Make an exact copy of the records, dropping all pictures.

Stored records
--- Start ---
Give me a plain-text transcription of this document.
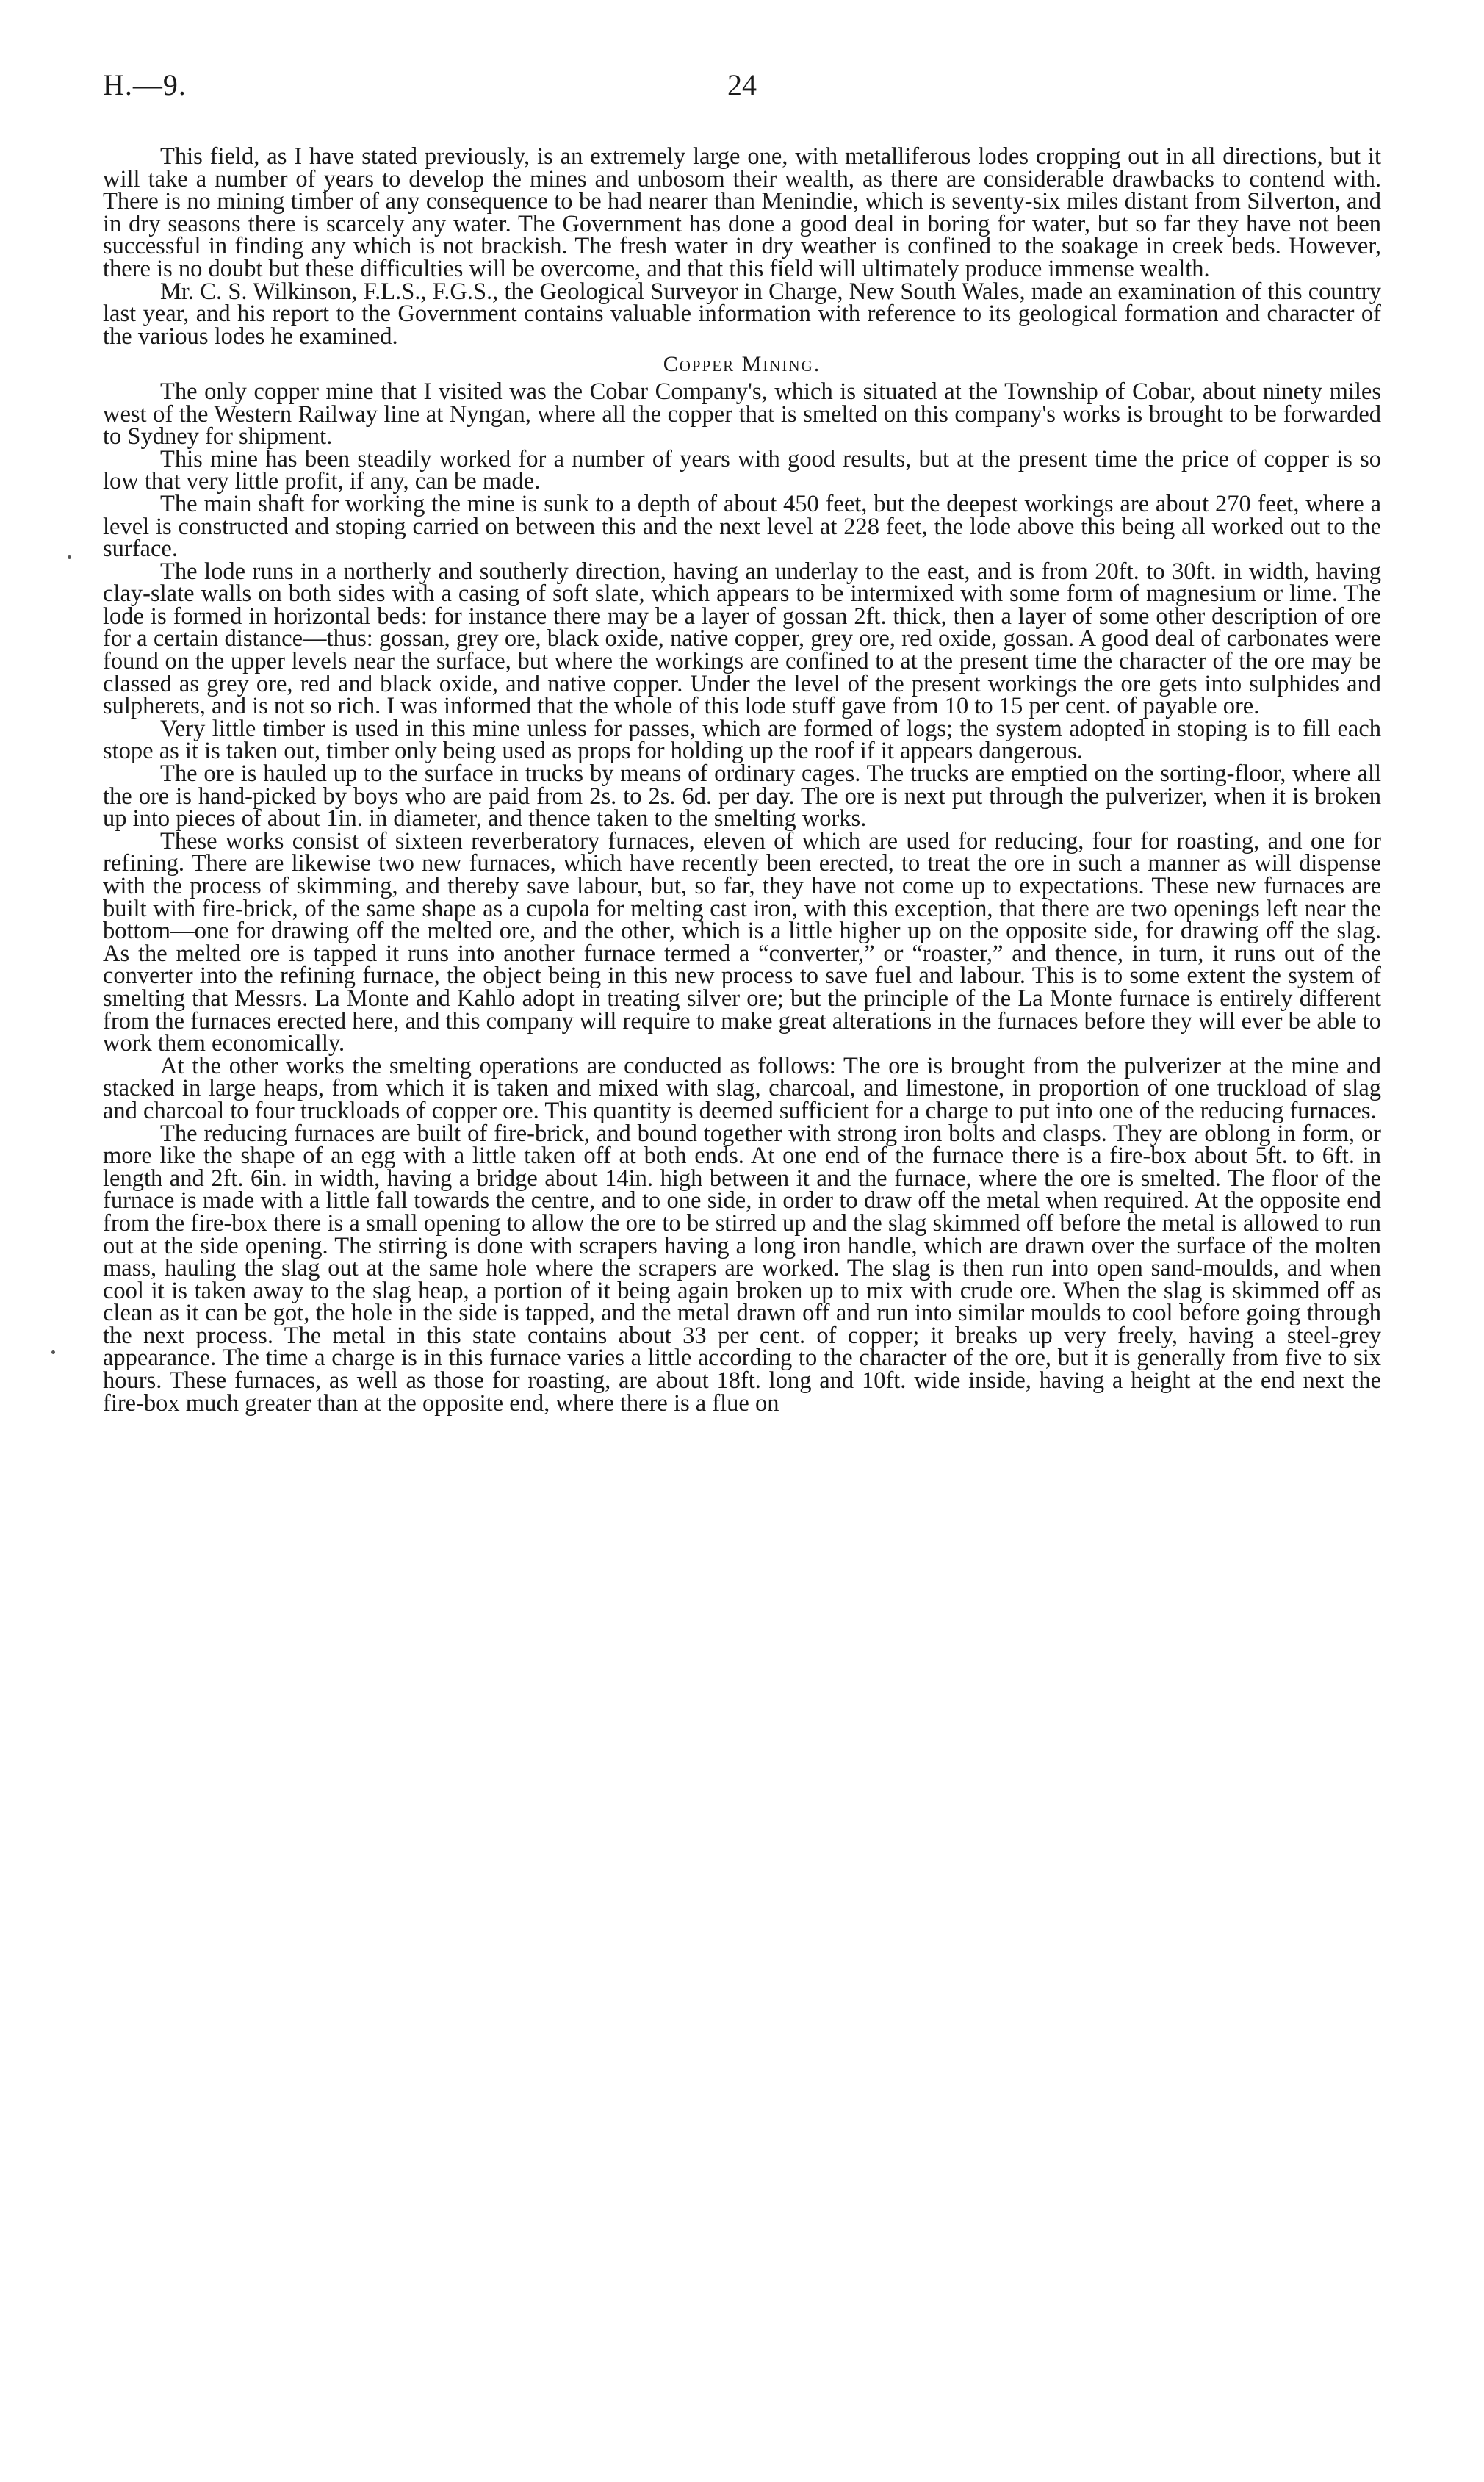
H.—9.	24

This field, as I have stated previously, is an extremely large one, with metalliferous lodes cropping out in all directions, but it will take a number of years to develop the mines and unbosom their wealth, as there are considerable drawbacks to contend with. There is no mining timber of any consequence to be had nearer than Menindie, which is seventy-six miles distant from Silverton, and in dry seasons there is scarcely any water. The Government has done a good deal in boring for water, but so far they have not been successful in finding any which is not brackish. The fresh water in dry weather is confined to the soakage in creek beds. However, there is no doubt but these difficulties will be overcome, and that this field will ultimately produce immense wealth.

Mr. C. S. Wilkinson, F.L.S., F.G.S., the Geological Surveyor in Charge, New South Wales, made an examination of this country last year, and his report to the Government contains valuable information with reference to its geological formation and character of the various lodes he examined.

Copper Mining.

The only copper mine that I visited was the Cobar Company's, which is situated at the Township of Cobar, about ninety miles west of the Western Railway line at Nyngan, where all the copper that is smelted on this company's works is brought to be forwarded to Sydney for shipment.

This mine has been steadily worked for a number of years with good results, but at the present time the price of copper is so low that very little profit, if any, can be made.

The main shaft for working the mine is sunk to a depth of about 450 feet, but the deepest workings are about 270 feet, where a level is constructed and stoping carried on between this and the next level at 228 feet, the lode above this being all worked out to the surface.

The lode runs in a northerly and southerly direction, having an underlay to the east, and is from 20ft. to 30ft. in width, having clay-slate walls on both sides with a casing of soft slate, which appears to be intermixed with some form of magnesium or lime. The lode is formed in horizontal beds: for instance there may be a layer of gossan 2ft. thick, then a layer of some other description of ore for a certain distance—thus: gossan, grey ore, black oxide, native copper, grey ore, red oxide, gossan. A good deal of carbonates were found on the upper levels near the surface, but where the workings are confined to at the present time the character of the ore may be classed as grey ore, red and black oxide, and native copper. Under the level of the present workings the ore gets into sulphides and sulpherets, and is not so rich. I was informed that the whole of this lode stuff gave from 10 to 15 per cent. of payable ore.

Very little timber is used in this mine unless for passes, which are formed of logs; the system adopted in stoping is to fill each stope as it is taken out, timber only being used as props for holding up the roof if it appears dangerous.

The ore is hauled up to the surface in trucks by means of ordinary cages. The trucks are emptied on the sorting-floor, where all the ore is hand-picked by boys who are paid from 2s. to 2s. 6d. per day. The ore is next put through the pulverizer, when it is broken up into pieces of about 1in. in diameter, and thence taken to the smelting works.

These works consist of sixteen reverberatory furnaces, eleven of which are used for reducing, four for roasting, and one for refining. There are likewise two new furnaces, which have recently been erected, to treat the ore in such a manner as will dispense with the process of skimming, and thereby save labour, but, so far, they have not come up to expectations. These new furnaces are built with fire-brick, of the same shape as a cupola for melting cast iron, with this exception, that there are two openings left near the bottom—one for drawing off the melted ore, and the other, which is a little higher up on the opposite side, for drawing off the slag. As the melted ore is tapped it runs into another furnace termed a “converter,” or “roaster,” and thence, in turn, it runs out of the converter into the refining furnace, the object being in this new process to save fuel and labour. This is to some extent the system of smelting that Messrs. La Monte and Kahlo adopt in treating silver ore; but the principle of the La Monte furnace is entirely different from the furnaces erected here, and this company will require to make great alterations in the furnaces before they will ever be able to work them economically.

At the other works the smelting operations are conducted as follows: The ore is brought from the pulverizer at the mine and stacked in large heaps, from which it is taken and mixed with slag, charcoal, and limestone, in proportion of one truckload of slag and charcoal to four truckloads of copper ore. This quantity is deemed sufficient for a charge to put into one of the reducing furnaces.

The reducing furnaces are built of fire-brick, and bound together with strong iron bolts and clasps. They are oblong in form, or more like the shape of an egg with a little taken off at both ends. At one end of the furnace there is a fire-box about 5ft. to 6ft. in length and 2ft. 6in. in width, having a bridge about 14in. high between it and the furnace, where the ore is smelted. The floor of the furnace is made with a little fall towards the centre, and to one side, in order to draw off the metal when required. At the opposite end from the fire-box there is a small opening to allow the ore to be stirred up and the slag skimmed off before the metal is allowed to run out at the side opening. The stirring is done with scrapers having a long iron handle, which are drawn over the surface of the molten mass, hauling the slag out at the same hole where the scrapers are worked. The slag is then run into open sand-moulds, and when cool it is taken away to the slag heap, a portion of it being again broken up to mix with crude ore. When the slag is skimmed off as clean as it can be got, the hole in the side is tapped, and the metal drawn off and run into similar moulds to cool before going through the next process. The metal in this state contains about 33 per cent. of copper; it breaks up very freely, having a steel-grey appearance. The time a charge is in this furnace varies a little according to the character of the ore, but it is generally from five to six hours. These furnaces, as well as those for roasting, are about 18ft. long and 10ft. wide inside, having a height at the end next the fire-box much greater than at the opposite end, where there is a flue on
--- End ---
== Reply ==
Give me a plain-text transcription of this document.
H.—9.	24

This field, as I have stated previously, is an extremely large one, with metalliferous lodes cropping out in all directions, but it will take a number of years to develop the mines and unbosom their wealth, as there are considerable drawbacks to contend with. There is no mining timber of any consequence to be had nearer than Menindie, which is seventy-six miles distant from Silverton, and in dry seasons there is scarcely any water. The Government has done a good deal in boring for water, but so far they have not been successful in finding any which is not brackish. The fresh water in dry weather is confined to the soakage in creek beds. However, there is no doubt but these difficulties will be overcome, and that this field will ultimately produce immense wealth.

Mr. C. S. Wilkinson, F.L.S., F.G.S., the Geological Surveyor in Charge, New South Wales, made an examination of this country last year, and his report to the Government contains valuable information with reference to its geological formation and character of the various lodes he examined.

Copper Mining.

The only copper mine that I visited was the Cobar Company's, which is situated at the Township of Cobar, about ninety miles west of the Western Railway line at Nyngan, where all the copper that is smelted on this company's works is brought to be forwarded to Sydney for shipment.

This mine has been steadily worked for a number of years with good results, but at the present time the price of copper is so low that very little profit, if any, can be made.

The main shaft for working the mine is sunk to a depth of about 450 feet, but the deepest workings are about 270 feet, where a level is constructed and stoping carried on between this and the next level at 228 feet, the lode above this being all worked out to the surface.

The lode runs in a northerly and southerly direction, having an underlay to the east, and is from 20ft. to 30ft. in width, having clay-slate walls on both sides with a casing of soft slate, which appears to be intermixed with some form of magnesium or lime. The lode is formed in horizontal beds: for instance there may be a layer of gossan 2ft. thick, then a layer of some other description of ore for a certain distance—thus: gossan, grey ore, black oxide, native copper, grey ore, red oxide, gossan. A good deal of carbonates were found on the upper levels near the surface, but where the workings are confined to at the present time the character of the ore may be classed as grey ore, red and black oxide, and native copper. Under the level of the present workings the ore gets into sulphides and sulpherets, and is not so rich. I was informed that the whole of this lode stuff gave from 10 to 15 per cent. of payable ore.

Very little timber is used in this mine unless for passes, which are formed of logs; the system adopted in stoping is to fill each stope as it is taken out, timber only being used as props for holding up the roof if it appears dangerous.

The ore is hauled up to the surface in trucks by means of ordinary cages. The trucks are emptied on the sorting-floor, where all the ore is hand-picked by boys who are paid from 2s. to 2s. 6d. per day. The ore is next put through the pulverizer, when it is broken up into pieces of about 1in. in diameter, and thence taken to the smelting works.

These works consist of sixteen reverberatory furnaces, eleven of which are used for reducing, four for roasting, and one for refining. There are likewise two new furnaces, which have recently been erected, to treat the ore in such a manner as will dispense with the process of skimming, and thereby save labour, but, so far, they have not come up to expectations. These new furnaces are built with fire-brick, of the same shape as a cupola for melting cast iron, with this exception, that there are two openings left near the bottom—one for drawing off the melted ore, and the other, which is a little higher up on the opposite side, for drawing off the slag. As the melted ore is tapped it runs into another furnace termed a “converter,” or “roaster,” and thence, in turn, it runs out of the converter into the refining furnace, the object being in this new process to save fuel and labour. This is to some extent the system of smelting that Messrs. La Monte and Kahlo adopt in treating silver ore; but the principle of the La Monte furnace is entirely different from the furnaces erected here, and this company will require to make great alterations in the furnaces before they will ever be able to work them economically.

At the other works the smelting operations are conducted as follows: The ore is brought from the pulverizer at the mine and stacked in large heaps, from which it is taken and mixed with slag, charcoal, and limestone, in proportion of one truckload of slag and charcoal to four truckloads of copper ore. This quantity is deemed sufficient for a charge to put into one of the reducing furnaces.

The reducing furnaces are built of fire-brick, and bound together with strong iron bolts and clasps. They are oblong in form, or more like the shape of an egg with a little taken off at both ends. At one end of the furnace there is a fire-box about 5ft. to 6ft. in length and 2ft. 6in. in width, having a bridge about 14in. high between it and the furnace, where the ore is smelted. The floor of the furnace is made with a little fall towards the centre, and to one side, in order to draw off the metal when required. At the opposite end from the fire-box there is a small opening to allow the ore to be stirred up and the slag skimmed off before the metal is allowed to run out at the side opening. The stirring is done with scrapers having a long iron handle, which are drawn over the surface of the molten mass, hauling the slag out at the same hole where the scrapers are worked. The slag is then run into open sand-moulds, and when cool it is taken away to the slag heap, a portion of it being again broken up to mix with crude ore. When the slag is skimmed off as clean as it can be got, the hole in the side is tapped, and the metal drawn off and run into similar moulds to cool before going through the next process. The metal in this state contains about 33 per cent. of copper; it breaks up very freely, having a steel-grey appearance. The time a charge is in this furnace varies a little according to the character of the ore, but it is generally from five to six hours. These furnaces, as well as those for roasting, are about 18ft. long and 10ft. wide inside, having a height at the end next the fire-box much greater than at the opposite end, where there is a flue on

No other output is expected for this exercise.